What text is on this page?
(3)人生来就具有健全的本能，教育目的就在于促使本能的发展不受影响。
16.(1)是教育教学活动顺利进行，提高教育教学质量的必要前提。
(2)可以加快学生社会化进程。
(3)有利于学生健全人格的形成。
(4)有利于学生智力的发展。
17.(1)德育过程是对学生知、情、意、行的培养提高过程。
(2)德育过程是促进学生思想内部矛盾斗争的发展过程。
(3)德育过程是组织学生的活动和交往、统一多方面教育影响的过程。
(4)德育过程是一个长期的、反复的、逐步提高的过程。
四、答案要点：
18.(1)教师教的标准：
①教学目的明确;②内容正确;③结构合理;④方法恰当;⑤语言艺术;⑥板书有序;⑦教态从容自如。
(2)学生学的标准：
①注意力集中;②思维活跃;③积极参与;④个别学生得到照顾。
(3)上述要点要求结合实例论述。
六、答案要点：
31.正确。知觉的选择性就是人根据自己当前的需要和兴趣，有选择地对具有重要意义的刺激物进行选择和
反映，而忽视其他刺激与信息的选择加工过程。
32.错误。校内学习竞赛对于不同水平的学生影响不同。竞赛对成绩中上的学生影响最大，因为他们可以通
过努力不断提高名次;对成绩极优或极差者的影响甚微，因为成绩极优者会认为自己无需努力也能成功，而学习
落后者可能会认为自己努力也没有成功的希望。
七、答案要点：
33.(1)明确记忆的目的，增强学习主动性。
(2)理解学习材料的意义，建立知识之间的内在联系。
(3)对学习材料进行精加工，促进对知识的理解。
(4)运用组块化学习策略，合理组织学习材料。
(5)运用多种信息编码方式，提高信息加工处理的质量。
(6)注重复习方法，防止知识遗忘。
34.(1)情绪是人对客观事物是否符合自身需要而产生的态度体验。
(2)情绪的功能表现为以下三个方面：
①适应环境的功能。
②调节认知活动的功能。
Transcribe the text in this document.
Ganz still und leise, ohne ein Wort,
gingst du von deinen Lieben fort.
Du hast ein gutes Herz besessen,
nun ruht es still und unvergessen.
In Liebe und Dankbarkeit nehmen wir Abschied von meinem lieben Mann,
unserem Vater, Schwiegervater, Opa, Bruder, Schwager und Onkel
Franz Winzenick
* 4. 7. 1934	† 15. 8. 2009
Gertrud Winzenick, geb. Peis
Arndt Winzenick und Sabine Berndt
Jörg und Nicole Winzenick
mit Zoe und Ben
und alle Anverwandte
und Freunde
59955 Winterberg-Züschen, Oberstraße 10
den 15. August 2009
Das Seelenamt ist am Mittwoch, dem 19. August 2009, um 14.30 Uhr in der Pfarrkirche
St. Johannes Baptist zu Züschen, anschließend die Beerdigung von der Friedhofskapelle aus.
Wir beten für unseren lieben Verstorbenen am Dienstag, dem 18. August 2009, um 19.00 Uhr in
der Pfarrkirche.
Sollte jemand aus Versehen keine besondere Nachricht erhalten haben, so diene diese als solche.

* Brief
Print the records once more, exactly as they were given.

* Response for this exercise
What text is on this page?
(3)人生来就具有健全的本能，教育目的就在于促使本能的发展不受影响。
16.(1)是教育教学活动顺利进行，提高教育教学质量的必要前提。
(2)可以加快学生社会化进程。
(3)有利于学生健全人格的形成。
(4)有利于学生智力的发展。
17.(1)德育过程是对学生知、情、意、行的培养提高过程。
(2)德育过程是促进学生思想内部矛盾斗争的发展过程。
(3)德育过程是组织学生的活动和交往、统一多方面教育影响的过程。
(4)德育过程是一个长期的、反复的、逐步提高的过程。
四、答案要点：
18.(1)教师教的标准：
①教学目的明确;②内容正确;③结构合理;④方法恰当;⑤语言艺术;⑥板书有序;⑦教态从容自如。
(2)学生学的标准：
①注意力集中;②思维活跃;③积极参与;④个别学生得到照顾。
(3)上述要点要求结合实例论述。
六、答案要点：
31.正确。知觉的选择性就是人根据自己当前的需要和兴趣，有选择地对具有重要意义的刺激物进行选择和
反映，而忽视其他刺激与信息的选择加工过程。
32.错误。校内学习竞赛对于不同水平的学生影响不同。竞赛对成绩中上的学生影响最大，因为他们可以通
过努力不断提高名次;对成绩极优或极差者的影响甚微，因为成绩极优者会认为自己无需努力也能成功，而学习
落后者可能会认为自己努力也没有成功的希望。
七、答案要点：
33.(1)明确记忆的目的，增强学习主动性。
(2)理解学习材料的意义，建立知识之间的内在联系。
(3)对学习材料进行精加工，促进对知识的理解。
(4)运用组块化学习策略，合理组织学习材料。
(5)运用多种信息编码方式，提高信息加工处理的质量。
(6)注重复习方法，防止知识遗忘。
34.(1)情绪是人对客观事物是否符合自身需要而产生的态度体验。
(2)情绪的功能表现为以下三个方面：
①适应环境的功能。
②调节认知活动的功能。
Transcribe the text in this document.
Ganz still und leise, ohne ein Wort,
gingst du von deinen Lieben fort.
Du hast ein gutes Herz besessen,
nun ruht es still und unvergessen.
In Liebe und Dankbarkeit nehmen wir Abschied von meinem lieben Mann,
unserem Vater, Schwiegervater, Opa, Bruder, Schwager und Onkel
Franz Winzenick
* 4. 7. 1934	† 15. 8. 2009
Gertrud Winzenick, geb. Peis
Arndt Winzenick und Sabine Berndt
Jörg und Nicole Winzenick
mit Zoe und Ben
und alle Anverwandte
und Freunde
59955 Winterberg-Züschen, Oberstraße 10
den 15. August 2009
Das Seelenamt ist am Mittwoch, dem 19. August 2009, um 14.30 Uhr in der Pfarrkirche
St. Johannes Baptist zu Züschen, anschließend die Beerdigung von der Friedhofskapelle aus.
Wir beten für unseren lieben Verstorbenen am Dienstag, dem 18. August 2009, um 19.00 Uhr in
der Pfarrkirche.
Sollte jemand aus Versehen keine besondere Nachricht erhalten haben, so diene diese als solche.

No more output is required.